» INSTRUCTIONS TO FOLLOW: Type the records out again in full, exactly.

** START RECORDS FOR THIS EXERCISE **

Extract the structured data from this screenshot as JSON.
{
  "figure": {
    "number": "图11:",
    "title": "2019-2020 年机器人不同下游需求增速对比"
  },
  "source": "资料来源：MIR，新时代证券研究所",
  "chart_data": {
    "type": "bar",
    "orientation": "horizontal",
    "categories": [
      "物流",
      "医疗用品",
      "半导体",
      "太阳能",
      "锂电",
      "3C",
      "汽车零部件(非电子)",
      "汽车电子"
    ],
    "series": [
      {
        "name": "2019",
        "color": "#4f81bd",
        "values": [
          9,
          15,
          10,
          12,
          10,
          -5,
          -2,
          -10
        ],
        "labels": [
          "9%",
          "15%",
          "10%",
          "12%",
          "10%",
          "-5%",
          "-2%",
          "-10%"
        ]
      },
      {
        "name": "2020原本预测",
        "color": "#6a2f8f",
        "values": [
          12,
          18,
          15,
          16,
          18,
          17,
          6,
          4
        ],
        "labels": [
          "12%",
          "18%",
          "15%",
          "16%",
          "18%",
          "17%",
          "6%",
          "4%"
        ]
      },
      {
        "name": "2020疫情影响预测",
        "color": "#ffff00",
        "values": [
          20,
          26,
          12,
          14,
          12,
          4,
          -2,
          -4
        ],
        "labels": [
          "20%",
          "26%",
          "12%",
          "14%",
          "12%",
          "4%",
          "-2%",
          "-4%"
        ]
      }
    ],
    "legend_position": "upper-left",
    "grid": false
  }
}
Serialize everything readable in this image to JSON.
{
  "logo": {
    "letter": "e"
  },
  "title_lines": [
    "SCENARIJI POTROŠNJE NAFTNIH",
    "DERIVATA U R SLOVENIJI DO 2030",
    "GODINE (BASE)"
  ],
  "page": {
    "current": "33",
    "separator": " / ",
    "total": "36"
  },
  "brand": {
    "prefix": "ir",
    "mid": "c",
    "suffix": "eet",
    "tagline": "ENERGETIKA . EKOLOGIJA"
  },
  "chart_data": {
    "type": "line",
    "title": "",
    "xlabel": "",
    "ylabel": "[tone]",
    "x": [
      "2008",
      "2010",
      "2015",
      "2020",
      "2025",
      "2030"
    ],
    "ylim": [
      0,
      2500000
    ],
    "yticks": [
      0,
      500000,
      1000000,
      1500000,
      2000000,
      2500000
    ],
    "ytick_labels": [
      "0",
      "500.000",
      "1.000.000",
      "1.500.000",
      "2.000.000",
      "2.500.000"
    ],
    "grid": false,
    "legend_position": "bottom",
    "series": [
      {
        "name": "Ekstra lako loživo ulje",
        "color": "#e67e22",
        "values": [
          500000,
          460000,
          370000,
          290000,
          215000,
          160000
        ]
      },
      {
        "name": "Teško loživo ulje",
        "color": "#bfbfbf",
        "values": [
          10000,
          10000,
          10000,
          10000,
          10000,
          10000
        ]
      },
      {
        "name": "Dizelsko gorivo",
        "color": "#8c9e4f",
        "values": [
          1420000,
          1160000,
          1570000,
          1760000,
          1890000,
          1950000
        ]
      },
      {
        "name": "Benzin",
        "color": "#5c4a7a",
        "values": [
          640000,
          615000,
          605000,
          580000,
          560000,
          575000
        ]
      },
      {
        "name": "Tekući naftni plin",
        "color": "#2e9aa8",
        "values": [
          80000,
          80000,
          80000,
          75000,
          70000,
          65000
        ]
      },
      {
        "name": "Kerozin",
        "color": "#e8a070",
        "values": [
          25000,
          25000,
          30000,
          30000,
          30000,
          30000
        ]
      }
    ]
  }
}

** END RECORDS FOR THIS EXERCISE **

» ANSWER TO THE TASK:
Extract the structured data from this screenshot as JSON.
{
  "figure": {
    "number": "图11:",
    "title": "2019-2020 年机器人不同下游需求增速对比"
  },
  "source": "资料来源：MIR，新时代证券研究所",
  "chart_data": {
    "type": "bar",
    "orientation": "horizontal",
    "categories": [
      "物流",
      "医疗用品",
      "半导体",
      "太阳能",
      "锂电",
      "3C",
      "汽车零部件(非电子)",
      "汽车电子"
    ],
    "series": [
      {
        "name": "2019",
        "color": "#4f81bd",
        "values": [
          9,
          15,
          10,
          12,
          10,
          -5,
          -2,
          -10
        ],
        "labels": [
          "9%",
          "15%",
          "10%",
          "12%",
          "10%",
          "-5%",
          "-2%",
          "-10%"
        ]
      },
      {
        "name": "2020原本预测",
        "color": "#6a2f8f",
        "values": [
          12,
          18,
          15,
          16,
          18,
          17,
          6,
          4
        ],
        "labels": [
          "12%",
          "18%",
          "15%",
          "16%",
          "18%",
          "17%",
          "6%",
          "4%"
        ]
      },
      {
        "name": "2020疫情影响预测",
        "color": "#ffff00",
        "values": [
          20,
          26,
          12,
          14,
          12,
          4,
          -2,
          -4
        ],
        "labels": [
          "20%",
          "26%",
          "12%",
          "14%",
          "12%",
          "4%",
          "-2%",
          "-4%"
        ]
      }
    ],
    "legend_position": "upper-left",
    "grid": false
  }
}
Serialize everything readable in this image to JSON.
{
  "logo": {
    "letter": "e"
  },
  "title_lines": [
    "SCENARIJI POTROŠNJE NAFTNIH",
    "DERIVATA U R SLOVENIJI DO 2030",
    "GODINE (BASE)"
  ],
  "page": {
    "current": "33",
    "separator": " / ",
    "total": "36"
  },
  "brand": {
    "prefix": "ir",
    "mid": "c",
    "suffix": "eet",
    "tagline": "ENERGETIKA . EKOLOGIJA"
  },
  "chart_data": {
    "type": "line",
    "title": "",
    "xlabel": "",
    "ylabel": "[tone]",
    "x": [
      "2008",
      "2010",
      "2015",
      "2020",
      "2025",
      "2030"
    ],
    "ylim": [
      0,
      2500000
    ],
    "yticks": [
      0,
      500000,
      1000000,
      1500000,
      2000000,
      2500000
    ],
    "ytick_labels": [
      "0",
      "500.000",
      "1.000.000",
      "1.500.000",
      "2.000.000",
      "2.500.000"
    ],
    "grid": false,
    "legend_position": "bottom",
    "series": [
      {
        "name": "Ekstra lako loživo ulje",
        "color": "#e67e22",
        "values": [
          500000,
          460000,
          370000,
          290000,
          215000,
          160000
        ]
      },
      {
        "name": "Teško loživo ulje",
        "color": "#bfbfbf",
        "values": [
          10000,
          10000,
          10000,
          10000,
          10000,
          10000
        ]
      },
      {
        "name": "Dizelsko gorivo",
        "color": "#8c9e4f",
        "values": [
          1420000,
          1160000,
          1570000,
          1760000,
          1890000,
          1950000
        ]
      },
      {
        "name": "Benzin",
        "color": "#5c4a7a",
        "values": [
          640000,
          615000,
          605000,
          580000,
          560000,
          575000
        ]
      },
      {
        "name": "Tekući naftni plin",
        "color": "#2e9aa8",
        "values": [
          80000,
          80000,
          80000,
          75000,
          70000,
          65000
        ]
      },
      {
        "name": "Kerozin",
        "color": "#e8a070",
        "values": [
          25000,
          25000,
          30000,
          30000,
          30000,
          30000
        ]
      }
    ]
  }
}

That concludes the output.